Directive: Below is a set of records. Repeat all of them exactly.

[Begin]

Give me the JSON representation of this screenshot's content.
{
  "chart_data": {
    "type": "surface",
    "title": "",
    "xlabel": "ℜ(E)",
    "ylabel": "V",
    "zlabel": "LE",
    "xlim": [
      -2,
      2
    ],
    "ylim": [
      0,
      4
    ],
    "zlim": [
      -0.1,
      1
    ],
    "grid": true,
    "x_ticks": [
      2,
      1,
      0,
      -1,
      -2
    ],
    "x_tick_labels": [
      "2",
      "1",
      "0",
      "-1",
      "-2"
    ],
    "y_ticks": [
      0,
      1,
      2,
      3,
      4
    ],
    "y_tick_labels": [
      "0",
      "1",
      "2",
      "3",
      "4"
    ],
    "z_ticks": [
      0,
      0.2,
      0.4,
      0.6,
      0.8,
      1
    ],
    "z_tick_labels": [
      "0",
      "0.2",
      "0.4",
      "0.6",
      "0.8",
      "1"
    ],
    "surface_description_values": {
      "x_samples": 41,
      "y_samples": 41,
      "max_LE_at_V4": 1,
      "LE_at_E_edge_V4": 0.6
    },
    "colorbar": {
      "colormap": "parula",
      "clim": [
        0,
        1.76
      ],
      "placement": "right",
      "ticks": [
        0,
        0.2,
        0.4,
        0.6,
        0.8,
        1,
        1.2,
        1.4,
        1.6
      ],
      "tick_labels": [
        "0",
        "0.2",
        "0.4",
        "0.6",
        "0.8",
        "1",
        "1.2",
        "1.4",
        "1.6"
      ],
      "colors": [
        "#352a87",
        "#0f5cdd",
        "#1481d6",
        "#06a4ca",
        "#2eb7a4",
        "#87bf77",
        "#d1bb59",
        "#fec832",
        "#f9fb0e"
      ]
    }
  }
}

[End]

Worked answer:
Give me the JSON representation of this screenshot's content.
{
  "chart_data": {
    "type": "surface",
    "title": "",
    "xlabel": "ℜ(E)",
    "ylabel": "V",
    "zlabel": "LE",
    "xlim": [
      -2,
      2
    ],
    "ylim": [
      0,
      4
    ],
    "zlim": [
      -0.1,
      1
    ],
    "grid": true,
    "x_ticks": [
      2,
      1,
      0,
      -1,
      -2
    ],
    "x_tick_labels": [
      "2",
      "1",
      "0",
      "-1",
      "-2"
    ],
    "y_ticks": [
      0,
      1,
      2,
      3,
      4
    ],
    "y_tick_labels": [
      "0",
      "1",
      "2",
      "3",
      "4"
    ],
    "z_ticks": [
      0,
      0.2,
      0.4,
      0.6,
      0.8,
      1
    ],
    "z_tick_labels": [
      "0",
      "0.2",
      "0.4",
      "0.6",
      "0.8",
      "1"
    ],
    "surface_description_values": {
      "x_samples": 41,
      "y_samples": 41,
      "max_LE_at_V4": 1,
      "LE_at_E_edge_V4": 0.6
    },
    "colorbar": {
      "colormap": "parula",
      "clim": [
        0,
        1.76
      ],
      "placement": "right",
      "ticks": [
        0,
        0.2,
        0.4,
        0.6,
        0.8,
        1,
        1.2,
        1.4,
        1.6
      ],
      "tick_labels": [
        "0",
        "0.2",
        "0.4",
        "0.6",
        "0.8",
        "1",
        "1.2",
        "1.4",
        "1.6"
      ],
      "colors": [
        "#352a87",
        "#0f5cdd",
        "#1481d6",
        "#06a4ca",
        "#2eb7a4",
        "#87bf77",
        "#d1bb59",
        "#fec832",
        "#f9fb0e"
      ]
    }
  }
}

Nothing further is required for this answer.